DATA EXTRACT:
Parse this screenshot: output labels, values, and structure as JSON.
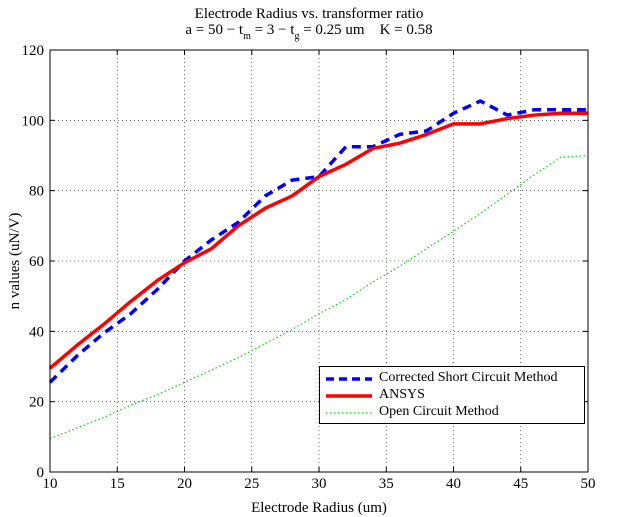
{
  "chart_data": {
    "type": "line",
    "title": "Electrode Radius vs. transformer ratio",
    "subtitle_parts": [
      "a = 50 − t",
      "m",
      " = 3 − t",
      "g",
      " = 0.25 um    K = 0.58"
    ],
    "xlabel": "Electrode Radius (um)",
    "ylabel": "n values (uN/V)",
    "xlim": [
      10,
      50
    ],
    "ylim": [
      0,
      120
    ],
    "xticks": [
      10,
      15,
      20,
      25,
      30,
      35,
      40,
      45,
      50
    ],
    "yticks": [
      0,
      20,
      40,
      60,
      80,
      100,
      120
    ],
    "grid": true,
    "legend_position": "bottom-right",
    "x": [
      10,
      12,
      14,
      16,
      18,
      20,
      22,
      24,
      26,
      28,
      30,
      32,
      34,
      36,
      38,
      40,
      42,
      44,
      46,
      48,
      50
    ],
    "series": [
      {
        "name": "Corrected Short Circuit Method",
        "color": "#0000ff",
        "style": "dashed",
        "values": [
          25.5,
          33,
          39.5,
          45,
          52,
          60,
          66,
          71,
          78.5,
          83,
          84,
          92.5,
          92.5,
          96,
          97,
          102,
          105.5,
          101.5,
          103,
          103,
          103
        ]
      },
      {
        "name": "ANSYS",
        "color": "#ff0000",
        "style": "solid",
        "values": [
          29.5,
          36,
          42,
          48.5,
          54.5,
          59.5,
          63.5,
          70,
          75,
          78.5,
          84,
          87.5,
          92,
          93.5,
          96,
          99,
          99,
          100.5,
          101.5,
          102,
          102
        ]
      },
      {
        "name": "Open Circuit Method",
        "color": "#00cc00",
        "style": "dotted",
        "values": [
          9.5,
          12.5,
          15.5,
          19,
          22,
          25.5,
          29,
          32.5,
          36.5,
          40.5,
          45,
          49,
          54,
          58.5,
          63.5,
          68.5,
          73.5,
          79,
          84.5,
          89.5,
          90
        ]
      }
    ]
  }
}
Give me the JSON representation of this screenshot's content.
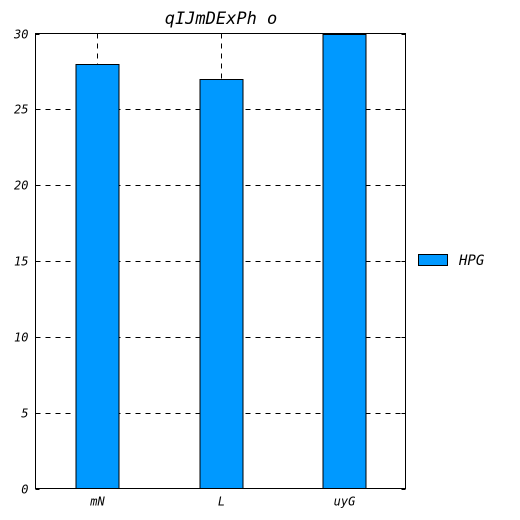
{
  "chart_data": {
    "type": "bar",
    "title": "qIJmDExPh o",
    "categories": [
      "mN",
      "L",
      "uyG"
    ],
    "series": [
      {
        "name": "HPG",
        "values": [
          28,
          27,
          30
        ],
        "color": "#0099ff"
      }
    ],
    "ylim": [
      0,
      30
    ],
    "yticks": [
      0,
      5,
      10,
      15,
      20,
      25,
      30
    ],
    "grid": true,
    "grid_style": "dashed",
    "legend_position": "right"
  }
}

YOUR INSTRUCTIONS:
Give back each entry exactly as it appears, with no pictures.

COMPLETE RESPONSE:
Parse this screenshot: output labels, values, and structure as JSON.
{
  "chart_data": {
    "type": "line",
    "title": "Electrode Radius vs. transformer ratio",
    "subtitle_parts": [
      "a = 50 − t",
      "m",
      " = 3 − t",
      "g",
      " = 0.25 um    K = 0.58"
    ],
    "xlabel": "Electrode Radius (um)",
    "ylabel": "n values (uN/V)",
    "xlim": [
      10,
      50
    ],
    "ylim": [
      0,
      120
    ],
    "xticks": [
      10,
      15,
      20,
      25,
      30,
      35,
      40,
      45,
      50
    ],
    "yticks": [
      0,
      20,
      40,
      60,
      80,
      100,
      120
    ],
    "grid": true,
    "legend_position": "bottom-right",
    "x": [
      10,
      12,
      14,
      16,
      18,
      20,
      22,
      24,
      26,
      28,
      30,
      32,
      34,
      36,
      38,
      40,
      42,
      44,
      46,
      48,
      50
    ],
    "series": [
      {
        "name": "Corrected Short Circuit Method",
        "color": "#0000ff",
        "style": "dashed",
        "values": [
          25.5,
          33,
          39.5,
          45,
          52,
          60,
          66,
          71,
          78.5,
          83,
          84,
          92.5,
          92.5,
          96,
          97,
          102,
          105.5,
          101.5,
          103,
          103,
          103
        ]
      },
      {
        "name": "ANSYS",
        "color": "#ff0000",
        "style": "solid",
        "values": [
          29.5,
          36,
          42,
          48.5,
          54.5,
          59.5,
          63.5,
          70,
          75,
          78.5,
          84,
          87.5,
          92,
          93.5,
          96,
          99,
          99,
          100.5,
          101.5,
          102,
          102
        ]
      },
      {
        "name": "Open Circuit Method",
        "color": "#00cc00",
        "style": "dotted",
        "values": [
          9.5,
          12.5,
          15.5,
          19,
          22,
          25.5,
          29,
          32.5,
          36.5,
          40.5,
          45,
          49,
          54,
          58.5,
          63.5,
          68.5,
          73.5,
          79,
          84.5,
          89.5,
          90
        ]
      }
    ]
  }
}
Give me the JSON representation of this screenshot's content.
{
  "chart_data": {
    "type": "bar",
    "title": "qIJmDExPh o",
    "categories": [
      "mN",
      "L",
      "uyG"
    ],
    "series": [
      {
        "name": "HPG",
        "values": [
          28,
          27,
          30
        ],
        "color": "#0099ff"
      }
    ],
    "ylim": [
      0,
      30
    ],
    "yticks": [
      0,
      5,
      10,
      15,
      20,
      25,
      30
    ],
    "grid": true,
    "grid_style": "dashed",
    "legend_position": "right"
  }
}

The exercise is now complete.